WORK REQUIRED
In the records below, pick out all lines containing the word "bambine".

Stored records
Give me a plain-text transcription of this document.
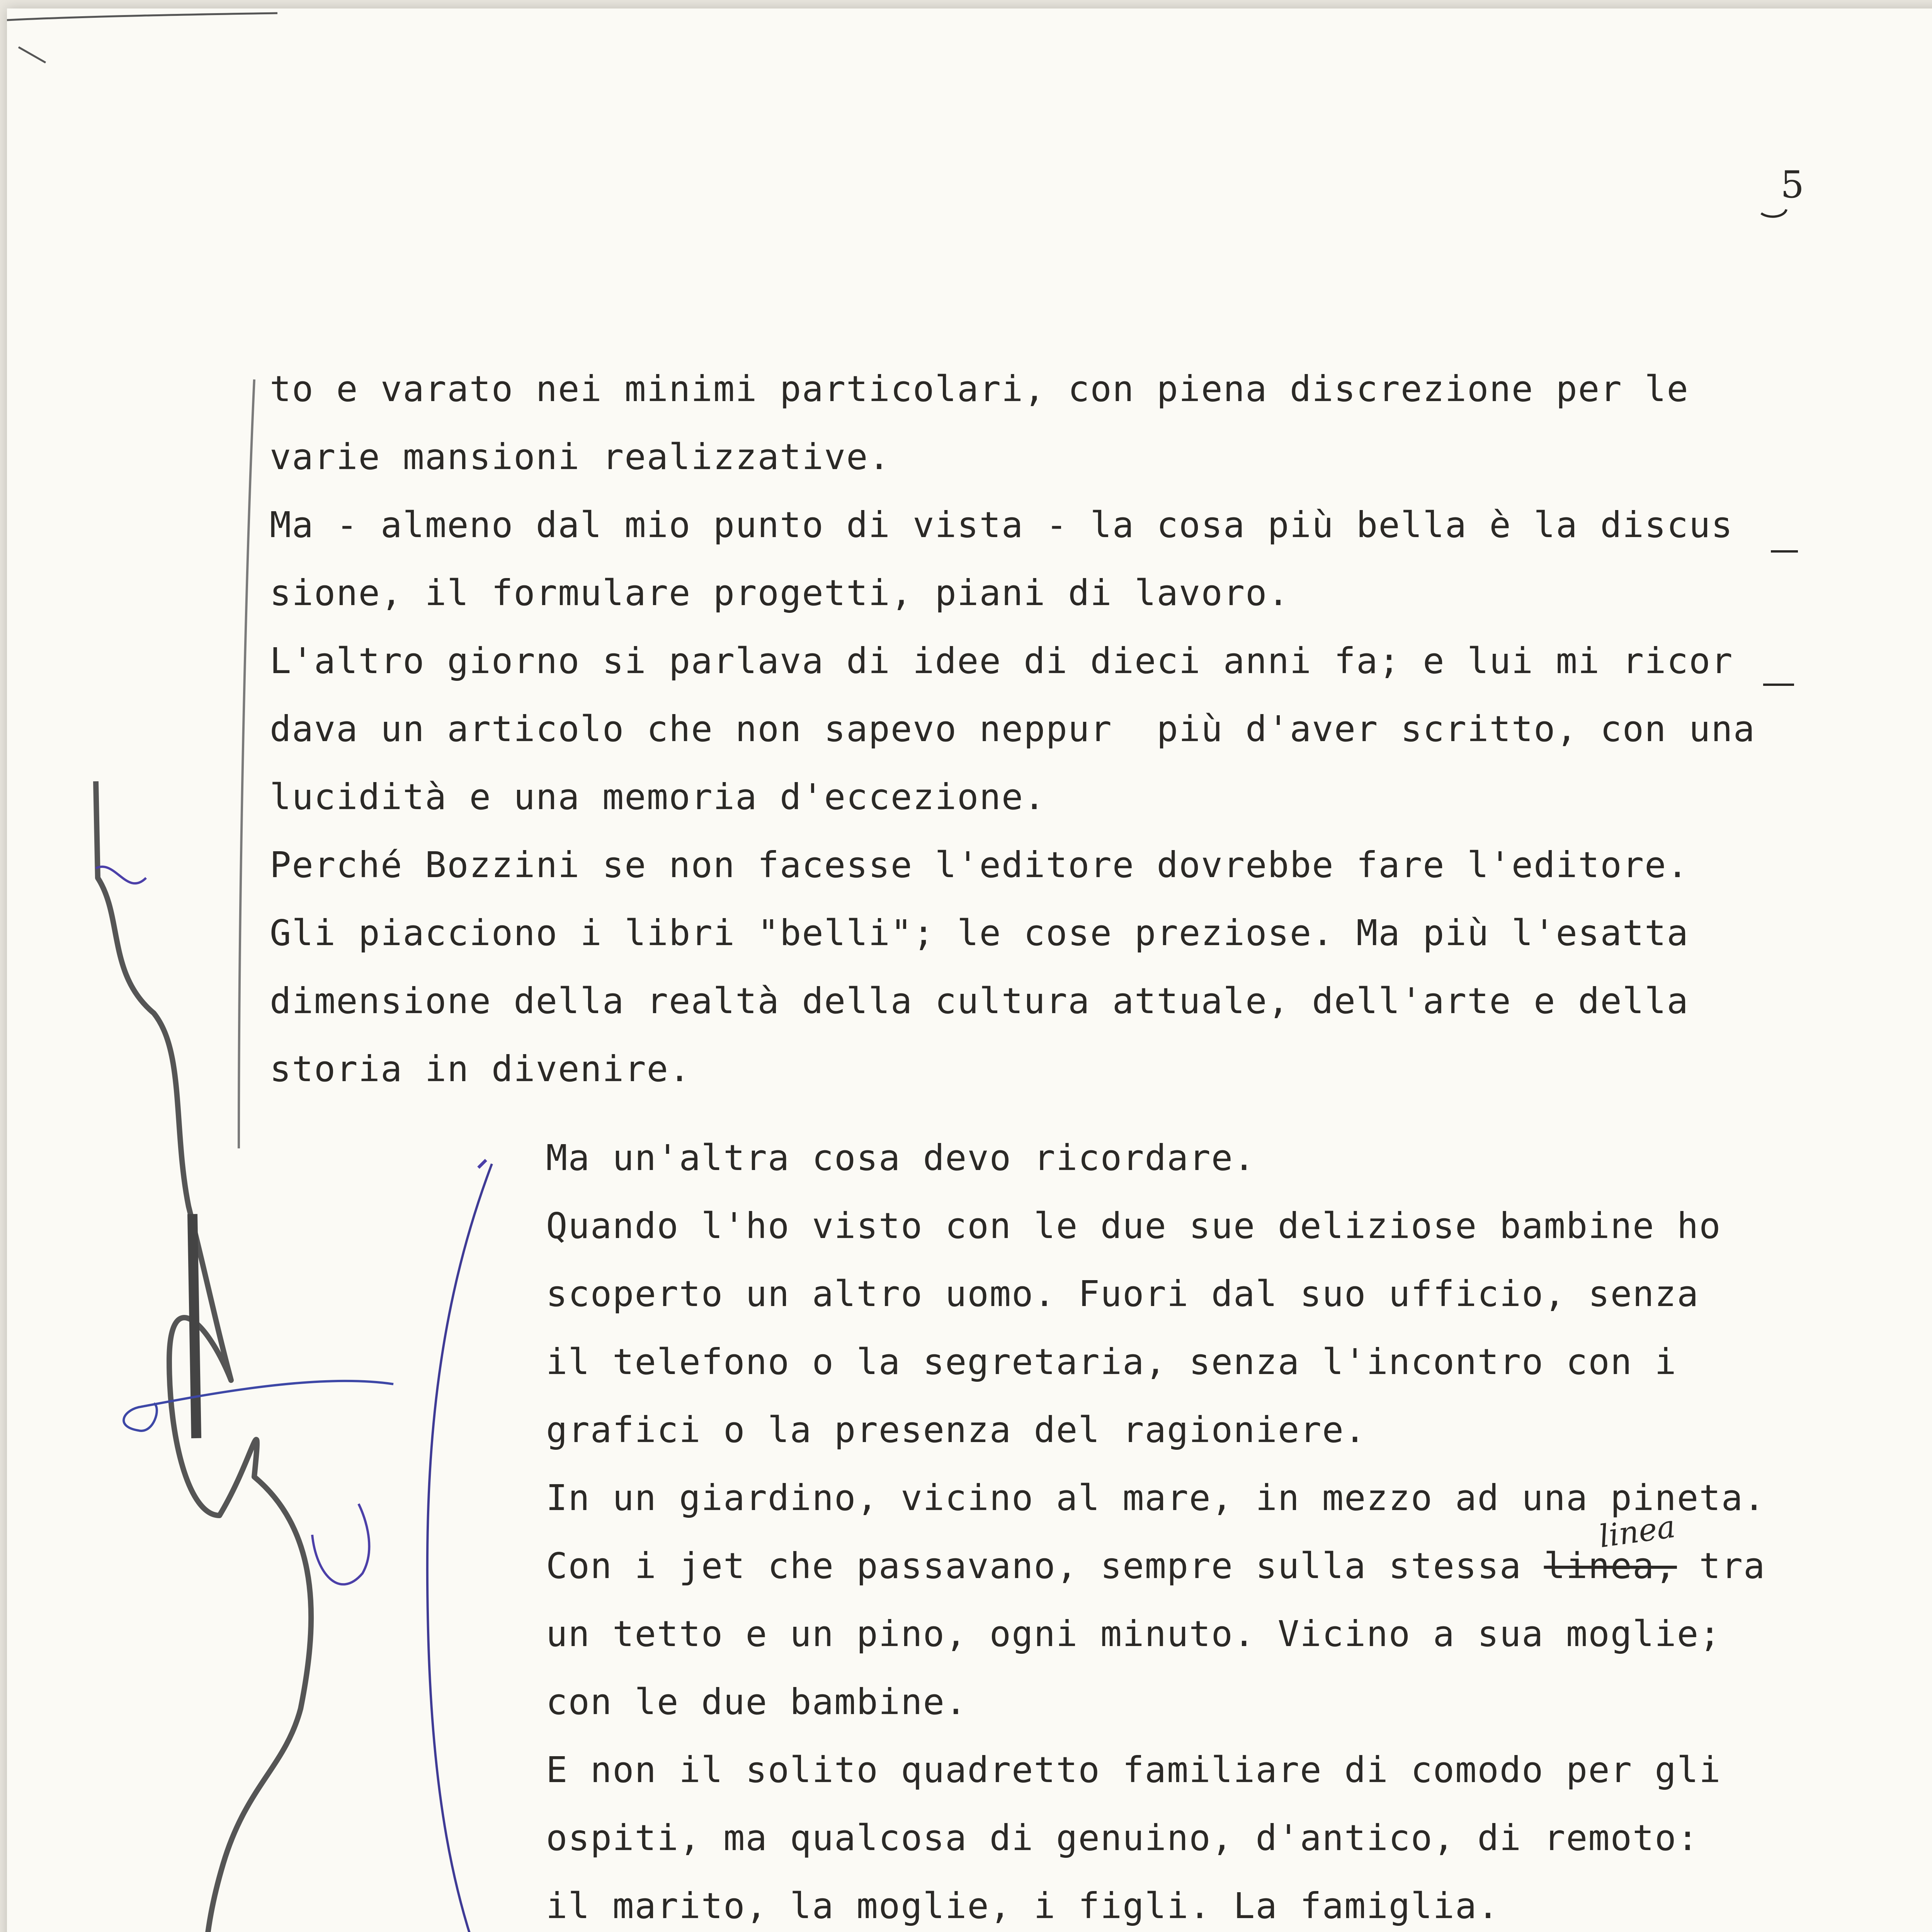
5

to e varato nei minimi particolari, con piena discrezione per le

varie mansioni realizzative.

Ma - almeno dal mio punto di vista - la cosa più bella è la discus

sione, il formulare progetti, piani di lavoro.

L'altro giorno si parlava di idee di dieci anni fa; e lui mi ricor

dava un articolo che non sapevo neppur  più d'aver scritto, con una

lucidità e una memoria d'eccezione.

Perché Bozzini se non facesse l'editore dovrebbe fare l'editore.

Gli piacciono i libri "belli"; le cose preziose. Ma più l'esatta

dimensione della realtà della cultura attuale, dell'arte e della

storia in divenire.

Ma un'altra cosa devo ricordare.

Quando l'ho visto con le due sue deliziose bambine ho

scoperto un altro uomo. Fuori dal suo ufficio, senza

il telefono o la segretaria, senza l'incontro con i

grafici o la presenza del ragioniere.

In un giardino, vicino al mare, in mezzo ad una pineta.

Con i jet che passavano, sempre sulla stessa linea, tra

un tetto e un pino, ogni minuto. Vicino a sua moglie;

con le due bambine.

E non il solito quadretto familiare di comodo per gli

ospiti, ma qualcosa di genuino, d'antico, di remoto:

il marito, la moglie, i figli. La famiglia.

linea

EXERCISE OUTPUT
Quando l'ho visto con le due sue deliziose bambine ho
con le due bambine.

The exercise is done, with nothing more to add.